## Exercise brief
Please copy every line from the records below that contains the string "expression".

## Data about app and page elements
----------------
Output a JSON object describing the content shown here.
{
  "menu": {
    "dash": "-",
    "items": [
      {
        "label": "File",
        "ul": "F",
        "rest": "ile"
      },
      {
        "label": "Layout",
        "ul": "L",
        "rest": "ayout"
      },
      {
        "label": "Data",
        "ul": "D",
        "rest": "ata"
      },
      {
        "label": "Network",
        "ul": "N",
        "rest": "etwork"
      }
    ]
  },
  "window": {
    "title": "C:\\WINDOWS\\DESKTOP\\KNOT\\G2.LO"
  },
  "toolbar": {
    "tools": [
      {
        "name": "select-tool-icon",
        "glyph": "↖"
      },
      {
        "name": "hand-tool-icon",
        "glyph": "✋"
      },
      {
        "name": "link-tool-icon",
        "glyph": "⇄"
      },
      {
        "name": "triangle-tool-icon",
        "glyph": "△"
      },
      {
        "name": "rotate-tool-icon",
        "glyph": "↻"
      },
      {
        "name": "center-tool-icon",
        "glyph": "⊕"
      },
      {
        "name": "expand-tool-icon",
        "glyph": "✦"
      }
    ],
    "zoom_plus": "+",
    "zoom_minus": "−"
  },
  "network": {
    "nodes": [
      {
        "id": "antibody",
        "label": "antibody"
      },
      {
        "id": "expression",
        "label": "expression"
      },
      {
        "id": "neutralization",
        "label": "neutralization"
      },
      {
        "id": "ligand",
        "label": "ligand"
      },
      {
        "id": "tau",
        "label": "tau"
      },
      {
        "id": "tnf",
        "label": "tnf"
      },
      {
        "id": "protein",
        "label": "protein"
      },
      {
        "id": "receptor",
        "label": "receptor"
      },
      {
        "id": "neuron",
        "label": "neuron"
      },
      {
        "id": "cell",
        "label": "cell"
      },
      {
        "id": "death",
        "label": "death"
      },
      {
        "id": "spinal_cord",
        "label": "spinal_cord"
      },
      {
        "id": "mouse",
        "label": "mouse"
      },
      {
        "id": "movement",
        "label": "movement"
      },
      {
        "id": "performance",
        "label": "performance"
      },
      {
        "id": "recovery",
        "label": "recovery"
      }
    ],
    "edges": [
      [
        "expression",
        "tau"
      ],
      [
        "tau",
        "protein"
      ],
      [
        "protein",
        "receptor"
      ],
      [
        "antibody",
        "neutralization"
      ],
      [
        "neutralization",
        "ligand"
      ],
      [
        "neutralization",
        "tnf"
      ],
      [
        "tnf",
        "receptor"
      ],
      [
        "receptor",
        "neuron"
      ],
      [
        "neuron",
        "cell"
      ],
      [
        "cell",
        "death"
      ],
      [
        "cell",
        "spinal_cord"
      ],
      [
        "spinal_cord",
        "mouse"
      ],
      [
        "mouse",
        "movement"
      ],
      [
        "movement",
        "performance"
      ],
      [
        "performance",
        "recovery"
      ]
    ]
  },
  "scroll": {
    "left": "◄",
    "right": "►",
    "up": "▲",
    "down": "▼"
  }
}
----------------
## Task answer
        "id": "expression",
        "label": "expression"
        "expression",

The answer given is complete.